**Exercise brief**
Include no pictures. Output exactly the lines from the one that contains "Parse this screenshot: output" through the final line of the entries.
___ Listed records
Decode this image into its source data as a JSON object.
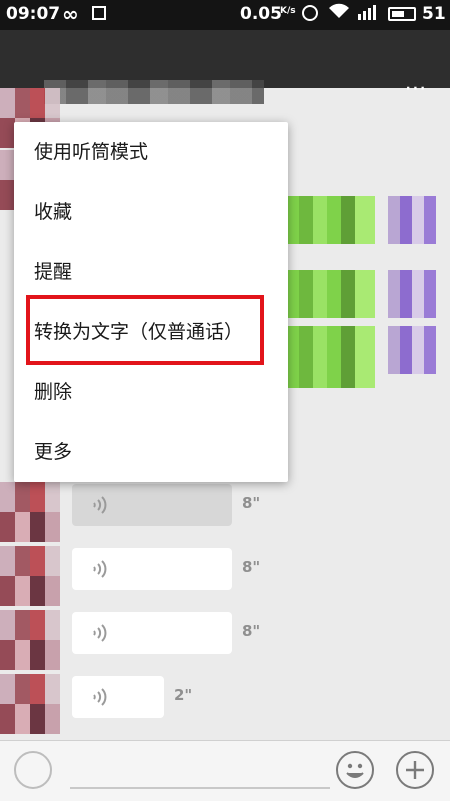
{
  "status_bar": {
    "time": "09:07",
    "link_icon": "∞",
    "speed": "0.05",
    "speed_unit": "K/s",
    "battery": "51"
  },
  "app_bar": {
    "more_label": "⋯"
  },
  "menu": {
    "items": [
      "使用听筒模式",
      "收藏",
      "提醒",
      "转换为文字（仅普通话）",
      "删除",
      "更多"
    ]
  },
  "messages": [
    {
      "duration": "8\""
    },
    {
      "duration": "8\""
    },
    {
      "duration": "8\""
    },
    {
      "duration": "2\""
    }
  ],
  "input_bar": {
    "emoji_icon": "emoji-icon",
    "add_icon": "plus-icon"
  },
  "colors": {
    "highlight": "#e2141a",
    "statusbar": "#141414",
    "appbar": "#2e2e2e"
  }
}
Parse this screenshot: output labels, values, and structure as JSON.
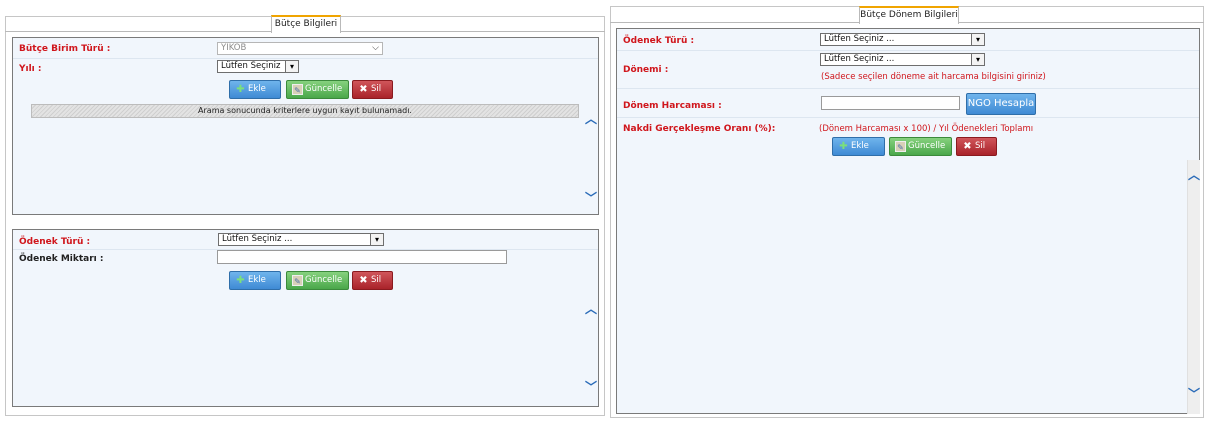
{
  "left_panel": {
    "tab_label": "Bütçe Bilgileri",
    "budget_section": {
      "birim_turu_label": "Bütçe Birim Türü :",
      "birim_turu_value": "YİKOB",
      "yil_label": "Yılı :",
      "yil_value": "Lütfen Seçiniz",
      "buttons": {
        "add": "Ekle",
        "update": "Güncelle",
        "delete": "Sil"
      },
      "empty_message": "Arama sonucunda kriterlere uygun kayıt bulunamadı."
    },
    "allowance_section": {
      "odenek_turu_label": "Ödenek Türü :",
      "odenek_turu_value": "Lütfen Seçiniz ...",
      "odenek_miktari_label": "Ödenek Miktarı :",
      "odenek_miktari_value": "",
      "buttons": {
        "add": "Ekle",
        "update": "Güncelle",
        "delete": "Sil"
      }
    }
  },
  "right_panel": {
    "tab_label": "Bütçe Dönem Bilgileri",
    "odenek_turu_label": "Ödenek Türü :",
    "odenek_turu_value": "Lütfen Seçiniz ...",
    "donemi_label": "Dönemi :",
    "donemi_value": "Lütfen Seçiniz ...",
    "donemi_note": "(Sadece seçilen döneme ait harcama bilgisini giriniz)",
    "donem_harcamasi_label": "Dönem Harcaması :",
    "donem_harcamasi_value": "",
    "ngo_button": "NGO Hesapla",
    "oran_label": "Nakdi Gerçekleşme Oranı (%):",
    "oran_formula": "(Dönem Harcaması x 100) / Yıl Ödenekleri Toplamı",
    "buttons": {
      "add": "Ekle",
      "update": "Güncelle",
      "delete": "Sil"
    }
  },
  "icons": {
    "add": "plus-icon",
    "update": "edit-icon",
    "delete": "x-icon",
    "dropdown": "chevron-down-icon",
    "scroll_up": "chevron-up-icon",
    "scroll_down": "chevron-down-icon"
  },
  "colors": {
    "required_label": "#d0161c",
    "tab_accent": "#f0a400",
    "section_background": "#f1f6fc",
    "add_button": "#3f8ad4",
    "update_button": "#4aa74a",
    "delete_button": "#a9232a"
  }
}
______
**Exercise answer**
Parse this screenshot: output labels, values, and structure as JSON.
{
  "left_panel": {
    "tab_label": "Bütçe Bilgileri",
    "budget_section": {
      "birim_turu_label": "Bütçe Birim Türü :",
      "birim_turu_value": "YİKOB",
      "yil_label": "Yılı :",
      "yil_value": "Lütfen Seçiniz",
      "buttons": {
        "add": "Ekle",
        "update": "Güncelle",
        "delete": "Sil"
      },
      "empty_message": "Arama sonucunda kriterlere uygun kayıt bulunamadı."
    },
    "allowance_section": {
      "odenek_turu_label": "Ödenek Türü :",
      "odenek_turu_value": "Lütfen Seçiniz ...",
      "odenek_miktari_label": "Ödenek Miktarı :",
      "odenek_miktari_value": "",
      "buttons": {
        "add": "Ekle",
        "update": "Güncelle",
        "delete": "Sil"
      }
    }
  },
  "right_panel": {
    "tab_label": "Bütçe Dönem Bilgileri",
    "odenek_turu_label": "Ödenek Türü :",
    "odenek_turu_value": "Lütfen Seçiniz ...",
    "donemi_label": "Dönemi :",
    "donemi_value": "Lütfen Seçiniz ...",
    "donemi_note": "(Sadece seçilen döneme ait harcama bilgisini giriniz)",
    "donem_harcamasi_label": "Dönem Harcaması :",
    "donem_harcamasi_value": "",
    "ngo_button": "NGO Hesapla",
    "oran_label": "Nakdi Gerçekleşme Oranı (%):",
    "oran_formula": "(Dönem Harcaması x 100) / Yıl Ödenekleri Toplamı",
    "buttons": {
      "add": "Ekle",
      "update": "Güncelle",
      "delete": "Sil"
    }
  },
  "icons": {
    "add": "plus-icon",
    "update": "edit-icon",
    "delete": "x-icon",
    "dropdown": "chevron-down-icon",
    "scroll_up": "chevron-up-icon",
    "scroll_down": "chevron-down-icon"
  },
  "colors": {
    "required_label": "#d0161c",
    "tab_accent": "#f0a400",
    "section_background": "#f1f6fc",
    "add_button": "#3f8ad4",
    "update_button": "#4aa74a",
    "delete_button": "#a9232a"
  }
}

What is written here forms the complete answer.